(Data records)
□ □ □ □ □ □ □
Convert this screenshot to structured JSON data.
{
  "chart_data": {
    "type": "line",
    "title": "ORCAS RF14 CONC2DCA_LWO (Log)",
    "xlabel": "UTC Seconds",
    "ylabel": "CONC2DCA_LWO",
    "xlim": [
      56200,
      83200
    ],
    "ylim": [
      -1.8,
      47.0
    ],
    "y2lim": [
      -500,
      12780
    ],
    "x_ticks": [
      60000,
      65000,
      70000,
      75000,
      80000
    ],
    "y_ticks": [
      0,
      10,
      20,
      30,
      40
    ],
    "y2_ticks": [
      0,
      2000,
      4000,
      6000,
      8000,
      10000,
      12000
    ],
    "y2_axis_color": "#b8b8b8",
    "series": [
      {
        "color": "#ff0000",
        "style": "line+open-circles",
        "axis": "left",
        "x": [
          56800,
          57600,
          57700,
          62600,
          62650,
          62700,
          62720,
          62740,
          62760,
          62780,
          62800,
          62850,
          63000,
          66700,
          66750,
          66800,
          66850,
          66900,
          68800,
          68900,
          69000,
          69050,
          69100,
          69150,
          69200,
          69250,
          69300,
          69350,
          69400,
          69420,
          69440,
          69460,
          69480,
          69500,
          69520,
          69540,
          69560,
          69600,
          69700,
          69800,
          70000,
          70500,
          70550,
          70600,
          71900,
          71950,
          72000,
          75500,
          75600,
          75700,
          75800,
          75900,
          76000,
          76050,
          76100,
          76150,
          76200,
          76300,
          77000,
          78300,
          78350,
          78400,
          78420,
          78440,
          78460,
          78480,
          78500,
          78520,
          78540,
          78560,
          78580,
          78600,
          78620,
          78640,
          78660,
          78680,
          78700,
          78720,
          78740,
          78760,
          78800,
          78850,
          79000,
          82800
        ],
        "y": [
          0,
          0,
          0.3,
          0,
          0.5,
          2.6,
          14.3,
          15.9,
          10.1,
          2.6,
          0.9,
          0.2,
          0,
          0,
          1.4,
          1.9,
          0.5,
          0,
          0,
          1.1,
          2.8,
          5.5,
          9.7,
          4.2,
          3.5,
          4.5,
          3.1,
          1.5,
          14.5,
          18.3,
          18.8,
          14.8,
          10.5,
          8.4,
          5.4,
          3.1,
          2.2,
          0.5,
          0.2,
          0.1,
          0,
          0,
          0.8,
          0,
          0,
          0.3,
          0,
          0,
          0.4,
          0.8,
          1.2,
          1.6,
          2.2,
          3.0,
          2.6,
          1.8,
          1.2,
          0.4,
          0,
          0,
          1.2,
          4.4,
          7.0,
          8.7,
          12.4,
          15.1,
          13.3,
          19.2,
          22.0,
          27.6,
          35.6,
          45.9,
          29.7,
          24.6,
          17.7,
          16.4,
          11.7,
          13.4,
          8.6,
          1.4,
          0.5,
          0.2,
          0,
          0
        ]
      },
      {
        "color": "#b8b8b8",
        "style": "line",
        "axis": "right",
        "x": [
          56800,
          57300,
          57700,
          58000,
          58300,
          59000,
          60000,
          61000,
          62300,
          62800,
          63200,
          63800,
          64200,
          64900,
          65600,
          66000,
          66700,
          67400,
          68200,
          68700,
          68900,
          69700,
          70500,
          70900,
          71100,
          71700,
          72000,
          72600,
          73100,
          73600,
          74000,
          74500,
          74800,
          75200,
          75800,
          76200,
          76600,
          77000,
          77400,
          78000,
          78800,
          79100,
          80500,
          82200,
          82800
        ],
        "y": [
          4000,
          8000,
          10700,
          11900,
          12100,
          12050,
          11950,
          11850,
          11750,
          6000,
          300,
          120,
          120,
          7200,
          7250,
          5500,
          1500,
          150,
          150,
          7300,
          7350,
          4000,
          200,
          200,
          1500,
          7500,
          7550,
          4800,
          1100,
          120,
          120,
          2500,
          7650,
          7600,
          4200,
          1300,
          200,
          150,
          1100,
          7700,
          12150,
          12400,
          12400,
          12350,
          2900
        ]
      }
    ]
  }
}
□ □ □ □ □ □ □
### YOUR INSTRUCTIONS
Please reproduce each record precisely as written.

### SOLUTION TO THE EXERCISE
Convert this screenshot to structured JSON data.
{
  "chart_data": {
    "type": "line",
    "title": "ORCAS RF14 CONC2DCA_LWO (Log)",
    "xlabel": "UTC Seconds",
    "ylabel": "CONC2DCA_LWO",
    "xlim": [
      56200,
      83200
    ],
    "ylim": [
      -1.8,
      47.0
    ],
    "y2lim": [
      -500,
      12780
    ],
    "x_ticks": [
      60000,
      65000,
      70000,
      75000,
      80000
    ],
    "y_ticks": [
      0,
      10,
      20,
      30,
      40
    ],
    "y2_ticks": [
      0,
      2000,
      4000,
      6000,
      8000,
      10000,
      12000
    ],
    "y2_axis_color": "#b8b8b8",
    "series": [
      {
        "color": "#ff0000",
        "style": "line+open-circles",
        "axis": "left",
        "x": [
          56800,
          57600,
          57700,
          62600,
          62650,
          62700,
          62720,
          62740,
          62760,
          62780,
          62800,
          62850,
          63000,
          66700,
          66750,
          66800,
          66850,
          66900,
          68800,
          68900,
          69000,
          69050,
          69100,
          69150,
          69200,
          69250,
          69300,
          69350,
          69400,
          69420,
          69440,
          69460,
          69480,
          69500,
          69520,
          69540,
          69560,
          69600,
          69700,
          69800,
          70000,
          70500,
          70550,
          70600,
          71900,
          71950,
          72000,
          75500,
          75600,
          75700,
          75800,
          75900,
          76000,
          76050,
          76100,
          76150,
          76200,
          76300,
          77000,
          78300,
          78350,
          78400,
          78420,
          78440,
          78460,
          78480,
          78500,
          78520,
          78540,
          78560,
          78580,
          78600,
          78620,
          78640,
          78660,
          78680,
          78700,
          78720,
          78740,
          78760,
          78800,
          78850,
          79000,
          82800
        ],
        "y": [
          0,
          0,
          0.3,
          0,
          0.5,
          2.6,
          14.3,
          15.9,
          10.1,
          2.6,
          0.9,
          0.2,
          0,
          0,
          1.4,
          1.9,
          0.5,
          0,
          0,
          1.1,
          2.8,
          5.5,
          9.7,
          4.2,
          3.5,
          4.5,
          3.1,
          1.5,
          14.5,
          18.3,
          18.8,
          14.8,
          10.5,
          8.4,
          5.4,
          3.1,
          2.2,
          0.5,
          0.2,
          0.1,
          0,
          0,
          0.8,
          0,
          0,
          0.3,
          0,
          0,
          0.4,
          0.8,
          1.2,
          1.6,
          2.2,
          3.0,
          2.6,
          1.8,
          1.2,
          0.4,
          0,
          0,
          1.2,
          4.4,
          7.0,
          8.7,
          12.4,
          15.1,
          13.3,
          19.2,
          22.0,
          27.6,
          35.6,
          45.9,
          29.7,
          24.6,
          17.7,
          16.4,
          11.7,
          13.4,
          8.6,
          1.4,
          0.5,
          0.2,
          0,
          0
        ]
      },
      {
        "color": "#b8b8b8",
        "style": "line",
        "axis": "right",
        "x": [
          56800,
          57300,
          57700,
          58000,
          58300,
          59000,
          60000,
          61000,
          62300,
          62800,
          63200,
          63800,
          64200,
          64900,
          65600,
          66000,
          66700,
          67400,
          68200,
          68700,
          68900,
          69700,
          70500,
          70900,
          71100,
          71700,
          72000,
          72600,
          73100,
          73600,
          74000,
          74500,
          74800,
          75200,
          75800,
          76200,
          76600,
          77000,
          77400,
          78000,
          78800,
          79100,
          80500,
          82200,
          82800
        ],
        "y": [
          4000,
          8000,
          10700,
          11900,
          12100,
          12050,
          11950,
          11850,
          11750,
          6000,
          300,
          120,
          120,
          7200,
          7250,
          5500,
          1500,
          150,
          150,
          7300,
          7350,
          4000,
          200,
          200,
          1500,
          7500,
          7550,
          4800,
          1100,
          120,
          120,
          2500,
          7650,
          7600,
          4200,
          1300,
          200,
          150,
          1100,
          7700,
          12150,
          12400,
          12400,
          12350,
          2900
        ]
      }
    ]
  }
}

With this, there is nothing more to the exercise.